- **DATA SECTION**

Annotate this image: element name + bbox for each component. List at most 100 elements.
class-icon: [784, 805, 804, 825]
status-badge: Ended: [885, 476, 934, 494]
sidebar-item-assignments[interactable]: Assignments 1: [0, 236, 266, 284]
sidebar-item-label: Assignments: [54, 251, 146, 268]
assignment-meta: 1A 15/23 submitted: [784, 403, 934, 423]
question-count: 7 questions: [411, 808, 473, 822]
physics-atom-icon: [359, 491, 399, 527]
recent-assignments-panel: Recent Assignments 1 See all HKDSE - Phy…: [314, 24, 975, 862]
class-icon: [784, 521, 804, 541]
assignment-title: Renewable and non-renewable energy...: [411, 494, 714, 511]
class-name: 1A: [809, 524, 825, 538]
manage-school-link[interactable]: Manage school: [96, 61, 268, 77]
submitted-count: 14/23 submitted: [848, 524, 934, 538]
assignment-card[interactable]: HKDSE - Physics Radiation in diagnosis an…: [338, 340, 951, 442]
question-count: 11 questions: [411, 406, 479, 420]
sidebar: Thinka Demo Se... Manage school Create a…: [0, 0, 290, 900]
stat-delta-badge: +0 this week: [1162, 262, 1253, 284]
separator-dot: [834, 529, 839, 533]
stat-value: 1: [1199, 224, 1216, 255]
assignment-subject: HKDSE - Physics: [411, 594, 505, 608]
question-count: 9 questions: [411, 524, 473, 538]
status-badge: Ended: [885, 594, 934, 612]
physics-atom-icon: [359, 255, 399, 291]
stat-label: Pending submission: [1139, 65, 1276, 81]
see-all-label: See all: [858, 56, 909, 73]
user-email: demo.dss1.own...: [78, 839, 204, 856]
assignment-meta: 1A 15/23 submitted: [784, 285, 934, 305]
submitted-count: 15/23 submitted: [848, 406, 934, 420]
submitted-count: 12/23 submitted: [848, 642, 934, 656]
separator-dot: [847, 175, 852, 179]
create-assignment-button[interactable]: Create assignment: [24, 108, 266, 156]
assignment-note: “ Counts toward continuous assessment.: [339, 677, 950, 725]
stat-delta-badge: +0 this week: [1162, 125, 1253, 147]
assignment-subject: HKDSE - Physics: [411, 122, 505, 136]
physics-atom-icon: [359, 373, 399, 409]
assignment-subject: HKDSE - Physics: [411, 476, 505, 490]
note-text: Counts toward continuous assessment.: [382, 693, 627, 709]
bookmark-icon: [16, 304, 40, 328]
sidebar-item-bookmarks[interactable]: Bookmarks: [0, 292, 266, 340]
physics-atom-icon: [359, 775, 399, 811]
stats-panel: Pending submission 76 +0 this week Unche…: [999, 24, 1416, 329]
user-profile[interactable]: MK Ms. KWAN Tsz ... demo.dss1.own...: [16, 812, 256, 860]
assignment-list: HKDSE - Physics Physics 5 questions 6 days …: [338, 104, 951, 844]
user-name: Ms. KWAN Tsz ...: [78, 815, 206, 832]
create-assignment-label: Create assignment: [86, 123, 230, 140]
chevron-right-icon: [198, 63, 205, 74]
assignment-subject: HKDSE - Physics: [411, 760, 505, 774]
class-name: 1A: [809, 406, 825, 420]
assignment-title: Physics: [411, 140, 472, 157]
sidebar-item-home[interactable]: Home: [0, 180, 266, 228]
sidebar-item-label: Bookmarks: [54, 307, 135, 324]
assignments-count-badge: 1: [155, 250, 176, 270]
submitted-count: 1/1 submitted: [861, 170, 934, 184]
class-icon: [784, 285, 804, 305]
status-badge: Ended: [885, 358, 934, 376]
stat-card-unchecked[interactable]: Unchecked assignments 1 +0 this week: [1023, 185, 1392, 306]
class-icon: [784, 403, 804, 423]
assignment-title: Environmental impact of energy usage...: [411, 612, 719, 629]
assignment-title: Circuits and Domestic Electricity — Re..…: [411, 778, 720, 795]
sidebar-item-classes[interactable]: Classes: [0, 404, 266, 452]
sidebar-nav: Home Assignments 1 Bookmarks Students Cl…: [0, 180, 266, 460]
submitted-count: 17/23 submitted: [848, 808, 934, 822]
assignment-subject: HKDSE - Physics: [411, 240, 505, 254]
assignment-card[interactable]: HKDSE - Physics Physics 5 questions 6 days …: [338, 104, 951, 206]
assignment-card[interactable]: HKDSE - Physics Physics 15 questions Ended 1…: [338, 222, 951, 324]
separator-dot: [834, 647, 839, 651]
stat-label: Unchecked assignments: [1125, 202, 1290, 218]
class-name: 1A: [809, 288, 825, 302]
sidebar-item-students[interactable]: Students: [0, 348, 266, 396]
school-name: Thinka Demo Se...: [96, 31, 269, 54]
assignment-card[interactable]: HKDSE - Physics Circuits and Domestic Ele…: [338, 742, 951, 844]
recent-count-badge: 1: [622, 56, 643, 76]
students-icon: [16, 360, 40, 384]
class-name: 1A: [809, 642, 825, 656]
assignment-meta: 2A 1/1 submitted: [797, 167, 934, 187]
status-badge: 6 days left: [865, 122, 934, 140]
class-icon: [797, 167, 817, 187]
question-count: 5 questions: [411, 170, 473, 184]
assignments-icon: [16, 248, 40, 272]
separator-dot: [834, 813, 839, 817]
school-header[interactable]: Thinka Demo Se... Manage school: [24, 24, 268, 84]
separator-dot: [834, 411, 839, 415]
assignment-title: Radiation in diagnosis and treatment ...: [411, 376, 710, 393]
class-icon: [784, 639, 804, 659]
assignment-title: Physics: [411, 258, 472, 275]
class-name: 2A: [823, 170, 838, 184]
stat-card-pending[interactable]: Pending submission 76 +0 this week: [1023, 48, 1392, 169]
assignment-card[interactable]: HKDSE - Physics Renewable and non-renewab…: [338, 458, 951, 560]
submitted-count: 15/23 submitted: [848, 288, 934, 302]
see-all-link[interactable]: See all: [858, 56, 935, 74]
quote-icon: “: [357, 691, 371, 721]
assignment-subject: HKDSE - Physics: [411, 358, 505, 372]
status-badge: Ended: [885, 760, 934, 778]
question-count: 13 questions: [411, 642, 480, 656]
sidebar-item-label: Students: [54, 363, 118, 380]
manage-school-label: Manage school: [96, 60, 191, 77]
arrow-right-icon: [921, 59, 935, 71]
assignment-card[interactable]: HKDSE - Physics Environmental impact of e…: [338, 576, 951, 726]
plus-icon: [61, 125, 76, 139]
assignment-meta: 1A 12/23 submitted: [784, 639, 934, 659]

- **WORK TO DO**
Set down all of the material above again, reproducing each line character for character.

- **SOLUTION TO THE EXERCISE**
Annotate this image: element name + bbox for each component. List at most 100 elements.
class-icon: [784, 805, 804, 825]
status-badge: Ended: [885, 476, 934, 494]
sidebar-item-assignments[interactable]: Assignments 1: [0, 236, 266, 284]
sidebar-item-label: Assignments: [54, 251, 146, 268]
assignment-meta: 1A 15/23 submitted: [784, 403, 934, 423]
question-count: 7 questions: [411, 808, 473, 822]
physics-atom-icon: [359, 491, 399, 527]
recent-assignments-panel: Recent Assignments 1 See all HKDSE - Phy…: [314, 24, 975, 862]
class-icon: [784, 521, 804, 541]
assignment-title: Renewable and non-renewable energy...: [411, 494, 714, 511]
class-name: 1A: [809, 524, 825, 538]
manage-school-link[interactable]: Manage school: [96, 61, 268, 77]
submitted-count: 14/23 submitted: [848, 524, 934, 538]
assignment-card[interactable]: HKDSE - Physics Radiation in diagnosis an…: [338, 340, 951, 442]
question-count: 11 questions: [411, 406, 479, 420]
sidebar: Thinka Demo Se... Manage school Create a…: [0, 0, 290, 900]
stat-delta-badge: +0 this week: [1162, 262, 1253, 284]
separator-dot: [834, 529, 839, 533]
stat-value: 1: [1199, 224, 1216, 255]
assignment-subject: HKDSE - Physics: [411, 594, 505, 608]
question-count: 9 questions: [411, 524, 473, 538]
status-badge: Ended: [885, 594, 934, 612]
physics-atom-icon: [359, 255, 399, 291]
stat-label: Pending submission: [1139, 65, 1276, 81]
see-all-label: See all: [858, 56, 909, 73]
user-email: demo.dss1.own...: [78, 839, 204, 856]
assignment-meta: 1A 15/23 submitted: [784, 285, 934, 305]
submitted-count: 15/23 submitted: [848, 406, 934, 420]
submitted-count: 12/23 submitted: [848, 642, 934, 656]
separator-dot: [847, 175, 852, 179]
create-assignment-button[interactable]: Create assignment: [24, 108, 266, 156]
assignment-note: “ Counts toward continuous assessment.: [339, 677, 950, 725]
stat-delta-badge: +0 this week: [1162, 125, 1253, 147]
assignment-subject: HKDSE - Physics: [411, 122, 505, 136]
physics-atom-icon: [359, 373, 399, 409]
assignment-subject: HKDSE - Physics: [411, 476, 505, 490]
note-text: Counts toward continuous assessment.: [382, 693, 627, 709]
bookmark-icon: [16, 304, 40, 328]
sidebar-item-bookmarks[interactable]: Bookmarks: [0, 292, 266, 340]
physics-atom-icon: [359, 775, 399, 811]
stats-panel: Pending submission 76 +0 this week Unche…: [999, 24, 1416, 329]
user-profile[interactable]: MK Ms. KWAN Tsz ... demo.dss1.own...: [16, 812, 256, 860]
assignment-list: HKDSE - Physics Physics 5 questions 6 days …: [338, 104, 951, 844]
user-name: Ms. KWAN Tsz ...: [78, 815, 206, 832]
create-assignment-label: Create assignment: [86, 123, 230, 140]
chevron-right-icon: [198, 63, 205, 74]
assignment-subject: HKDSE - Physics: [411, 760, 505, 774]
class-name: 1A: [809, 406, 825, 420]
assignment-title: Physics: [411, 140, 472, 157]
sidebar-item-home[interactable]: Home: [0, 180, 266, 228]
sidebar-item-label: Bookmarks: [54, 307, 135, 324]
assignments-count-badge: 1: [155, 250, 176, 270]
submitted-count: 1/1 submitted: [861, 170, 934, 184]
class-icon: [784, 285, 804, 305]
status-badge: Ended: [885, 358, 934, 376]
stat-card-unchecked[interactable]: Unchecked assignments 1 +0 this week: [1023, 185, 1392, 306]
class-icon: [784, 403, 804, 423]
assignment-title: Environmental impact of energy usage...: [411, 612, 719, 629]
assignment-title: Circuits and Domestic Electricity — Re..…: [411, 778, 720, 795]
sidebar-item-classes[interactable]: Classes: [0, 404, 266, 452]
sidebar-nav: Home Assignments 1 Bookmarks Students Cl…: [0, 180, 266, 460]
submitted-count: 17/23 submitted: [848, 808, 934, 822]
assignment-subject: HKDSE - Physics: [411, 240, 505, 254]
assignment-card[interactable]: HKDSE - Physics Physics 5 questions 6 days …: [338, 104, 951, 206]
assignment-card[interactable]: HKDSE - Physics Physics 15 questions Ended 1…: [338, 222, 951, 324]
separator-dot: [834, 647, 839, 651]
stat-label: Unchecked assignments: [1125, 202, 1290, 218]
class-name: 1A: [809, 288, 825, 302]
sidebar-item-students[interactable]: Students: [0, 348, 266, 396]
school-name: Thinka Demo Se...: [96, 31, 269, 54]
assignment-card[interactable]: HKDSE - Physics Circuits and Domestic Ele…: [338, 742, 951, 844]
recent-count-badge: 1: [622, 56, 643, 76]
students-icon: [16, 360, 40, 384]
class-name: 1A: [809, 642, 825, 656]
assignment-meta: 2A 1/1 submitted: [797, 167, 934, 187]
status-badge: 6 days left: [865, 122, 934, 140]
class-icon: [797, 167, 817, 187]
question-count: 5 questions: [411, 170, 473, 184]
assignments-icon: [16, 248, 40, 272]
separator-dot: [834, 813, 839, 817]
school-header[interactable]: Thinka Demo Se... Manage school: [24, 24, 268, 84]
separator-dot: [834, 411, 839, 415]
assignment-title: Radiation in diagnosis and treatment ...: [411, 376, 710, 393]
class-icon: [784, 639, 804, 659]
assignment-title: Physics: [411, 258, 472, 275]
class-name: 2A: [823, 170, 838, 184]
stat-card-pending[interactable]: Pending submission 76 +0 this week: [1023, 48, 1392, 169]
assignment-card[interactable]: HKDSE - Physics Renewable and non-renewab…: [338, 458, 951, 560]
submitted-count: 15/23 submitted: [848, 288, 934, 302]
see-all-link[interactable]: See all: [858, 56, 935, 74]
quote-icon: “: [357, 691, 371, 721]
assignment-subject: HKDSE - Physics: [411, 358, 505, 372]
status-badge: Ended: [885, 760, 934, 778]
question-count: 13 questions: [411, 642, 480, 656]
sidebar-item-label: Students: [54, 363, 118, 380]
manage-school-label: Manage school: [96, 60, 191, 77]
arrow-right-icon: [921, 59, 935, 71]
assignment-card[interactable]: HKDSE - Physics Environmental impact of e…: [338, 576, 951, 726]
plus-icon: [61, 125, 76, 139]
assignment-meta: 1A 12/23 submitted: [784, 639, 934, 659]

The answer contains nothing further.